### DATA SUPPLIED ###
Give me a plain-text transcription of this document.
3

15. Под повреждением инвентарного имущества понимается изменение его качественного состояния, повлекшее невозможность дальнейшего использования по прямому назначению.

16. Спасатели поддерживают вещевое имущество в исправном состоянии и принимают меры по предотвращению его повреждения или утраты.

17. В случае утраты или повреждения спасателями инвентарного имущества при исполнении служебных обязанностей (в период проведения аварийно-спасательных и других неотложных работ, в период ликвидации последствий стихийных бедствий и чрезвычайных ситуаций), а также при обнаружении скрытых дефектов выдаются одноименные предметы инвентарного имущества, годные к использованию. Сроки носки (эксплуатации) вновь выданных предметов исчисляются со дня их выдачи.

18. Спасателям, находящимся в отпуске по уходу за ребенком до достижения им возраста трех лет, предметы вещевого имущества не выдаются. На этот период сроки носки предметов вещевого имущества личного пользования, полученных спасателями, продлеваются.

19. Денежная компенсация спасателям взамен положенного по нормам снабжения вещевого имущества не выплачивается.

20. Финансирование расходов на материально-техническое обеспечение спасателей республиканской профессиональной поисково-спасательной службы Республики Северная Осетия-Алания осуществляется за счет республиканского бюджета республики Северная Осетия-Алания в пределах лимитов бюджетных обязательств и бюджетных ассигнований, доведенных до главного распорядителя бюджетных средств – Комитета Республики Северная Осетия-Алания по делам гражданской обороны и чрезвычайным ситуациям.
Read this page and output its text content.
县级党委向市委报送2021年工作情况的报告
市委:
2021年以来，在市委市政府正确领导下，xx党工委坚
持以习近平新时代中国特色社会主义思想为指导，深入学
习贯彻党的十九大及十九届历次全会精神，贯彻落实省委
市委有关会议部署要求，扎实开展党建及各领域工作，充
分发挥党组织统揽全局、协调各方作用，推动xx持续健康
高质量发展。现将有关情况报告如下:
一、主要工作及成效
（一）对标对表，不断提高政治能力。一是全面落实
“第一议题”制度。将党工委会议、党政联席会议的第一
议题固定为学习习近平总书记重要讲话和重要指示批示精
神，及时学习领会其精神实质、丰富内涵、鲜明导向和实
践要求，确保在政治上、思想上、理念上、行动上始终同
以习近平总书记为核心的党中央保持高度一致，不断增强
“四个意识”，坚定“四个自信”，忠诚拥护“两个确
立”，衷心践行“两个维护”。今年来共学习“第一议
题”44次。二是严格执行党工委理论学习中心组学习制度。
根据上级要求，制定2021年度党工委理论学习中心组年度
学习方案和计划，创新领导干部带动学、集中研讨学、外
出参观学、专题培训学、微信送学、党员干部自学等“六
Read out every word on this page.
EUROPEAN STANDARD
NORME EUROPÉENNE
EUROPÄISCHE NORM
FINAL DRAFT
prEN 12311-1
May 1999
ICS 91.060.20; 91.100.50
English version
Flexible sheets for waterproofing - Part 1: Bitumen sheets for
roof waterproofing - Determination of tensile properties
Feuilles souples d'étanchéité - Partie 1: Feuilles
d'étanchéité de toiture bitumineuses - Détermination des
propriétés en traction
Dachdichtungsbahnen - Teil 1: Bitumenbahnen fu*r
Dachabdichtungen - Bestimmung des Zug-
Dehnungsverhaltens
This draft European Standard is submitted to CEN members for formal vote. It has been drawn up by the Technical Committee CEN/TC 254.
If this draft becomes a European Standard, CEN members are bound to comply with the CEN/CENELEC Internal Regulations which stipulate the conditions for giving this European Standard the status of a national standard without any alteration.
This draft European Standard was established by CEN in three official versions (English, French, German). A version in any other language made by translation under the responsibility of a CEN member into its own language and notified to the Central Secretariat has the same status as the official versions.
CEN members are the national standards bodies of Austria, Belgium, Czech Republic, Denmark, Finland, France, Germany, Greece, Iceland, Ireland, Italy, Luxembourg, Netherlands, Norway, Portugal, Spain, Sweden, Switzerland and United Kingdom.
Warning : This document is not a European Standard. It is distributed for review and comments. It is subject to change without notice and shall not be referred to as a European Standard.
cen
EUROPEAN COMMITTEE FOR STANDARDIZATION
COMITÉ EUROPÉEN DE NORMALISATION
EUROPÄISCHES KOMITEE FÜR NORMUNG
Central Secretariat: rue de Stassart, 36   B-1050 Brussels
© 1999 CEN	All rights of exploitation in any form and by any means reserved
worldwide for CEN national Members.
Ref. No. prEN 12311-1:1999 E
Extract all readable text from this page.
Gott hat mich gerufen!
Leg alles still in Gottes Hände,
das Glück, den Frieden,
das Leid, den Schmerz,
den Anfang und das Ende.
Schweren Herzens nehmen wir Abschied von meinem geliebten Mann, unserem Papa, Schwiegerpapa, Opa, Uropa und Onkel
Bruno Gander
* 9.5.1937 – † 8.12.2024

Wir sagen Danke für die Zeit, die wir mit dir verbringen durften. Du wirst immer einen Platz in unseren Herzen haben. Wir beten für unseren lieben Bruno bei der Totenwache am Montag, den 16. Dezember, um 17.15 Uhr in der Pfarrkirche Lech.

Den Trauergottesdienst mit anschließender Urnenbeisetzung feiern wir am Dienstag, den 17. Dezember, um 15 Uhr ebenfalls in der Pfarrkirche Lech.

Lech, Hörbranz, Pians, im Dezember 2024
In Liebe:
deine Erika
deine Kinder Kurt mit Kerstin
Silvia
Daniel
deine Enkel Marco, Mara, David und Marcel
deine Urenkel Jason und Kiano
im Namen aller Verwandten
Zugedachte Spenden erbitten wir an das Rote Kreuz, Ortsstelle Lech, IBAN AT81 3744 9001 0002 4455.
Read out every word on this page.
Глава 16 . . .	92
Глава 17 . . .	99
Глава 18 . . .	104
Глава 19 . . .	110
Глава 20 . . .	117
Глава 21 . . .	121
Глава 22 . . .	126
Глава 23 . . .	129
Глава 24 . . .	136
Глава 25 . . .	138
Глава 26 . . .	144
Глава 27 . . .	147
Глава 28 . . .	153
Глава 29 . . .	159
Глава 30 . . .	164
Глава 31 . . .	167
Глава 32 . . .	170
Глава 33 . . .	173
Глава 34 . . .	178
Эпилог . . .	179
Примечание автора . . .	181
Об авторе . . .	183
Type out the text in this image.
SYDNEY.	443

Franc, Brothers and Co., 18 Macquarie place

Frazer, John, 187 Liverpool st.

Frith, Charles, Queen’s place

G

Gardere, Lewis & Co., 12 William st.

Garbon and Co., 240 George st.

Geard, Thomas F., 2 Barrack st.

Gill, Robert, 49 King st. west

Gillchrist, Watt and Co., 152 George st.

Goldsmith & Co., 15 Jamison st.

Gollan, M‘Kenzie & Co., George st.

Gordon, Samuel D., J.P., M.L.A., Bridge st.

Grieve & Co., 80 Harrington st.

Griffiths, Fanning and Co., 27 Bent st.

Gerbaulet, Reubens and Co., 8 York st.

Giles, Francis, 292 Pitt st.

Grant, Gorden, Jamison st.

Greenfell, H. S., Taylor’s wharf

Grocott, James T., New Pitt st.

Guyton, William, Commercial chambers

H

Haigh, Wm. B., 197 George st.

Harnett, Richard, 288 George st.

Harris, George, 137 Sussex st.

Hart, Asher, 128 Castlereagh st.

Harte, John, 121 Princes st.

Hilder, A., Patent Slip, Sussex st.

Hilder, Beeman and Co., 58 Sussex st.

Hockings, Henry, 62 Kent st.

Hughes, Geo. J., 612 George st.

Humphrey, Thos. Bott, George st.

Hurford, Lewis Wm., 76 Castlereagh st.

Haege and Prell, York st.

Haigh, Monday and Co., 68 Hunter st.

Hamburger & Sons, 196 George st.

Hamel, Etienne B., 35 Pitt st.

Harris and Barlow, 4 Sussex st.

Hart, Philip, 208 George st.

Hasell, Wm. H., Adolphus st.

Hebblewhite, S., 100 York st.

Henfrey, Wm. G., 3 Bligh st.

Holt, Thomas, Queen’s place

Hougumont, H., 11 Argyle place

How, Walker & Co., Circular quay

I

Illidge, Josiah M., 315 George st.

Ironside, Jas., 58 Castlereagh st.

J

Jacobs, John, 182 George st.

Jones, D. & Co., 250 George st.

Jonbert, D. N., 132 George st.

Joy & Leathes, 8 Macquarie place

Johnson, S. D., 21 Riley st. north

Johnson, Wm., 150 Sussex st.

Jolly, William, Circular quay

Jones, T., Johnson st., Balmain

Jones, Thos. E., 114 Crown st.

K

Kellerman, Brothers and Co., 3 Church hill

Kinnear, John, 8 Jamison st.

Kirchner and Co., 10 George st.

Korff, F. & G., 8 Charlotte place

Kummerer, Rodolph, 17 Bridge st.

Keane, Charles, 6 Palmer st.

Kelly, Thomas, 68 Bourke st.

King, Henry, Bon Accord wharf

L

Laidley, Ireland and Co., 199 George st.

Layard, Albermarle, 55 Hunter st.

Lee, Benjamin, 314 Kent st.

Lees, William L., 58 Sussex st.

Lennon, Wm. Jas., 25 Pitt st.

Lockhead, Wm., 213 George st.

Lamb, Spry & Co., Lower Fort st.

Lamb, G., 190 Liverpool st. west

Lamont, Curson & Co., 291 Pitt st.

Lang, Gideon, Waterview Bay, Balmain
###
| WHAT TO DO |
Working from the listing above, pick out every line that has "Harris" and copy it.

| TASK OUTPUT |
Harris, George, 137 Sussex st.
Harris and Barlow, 4 Sussex st.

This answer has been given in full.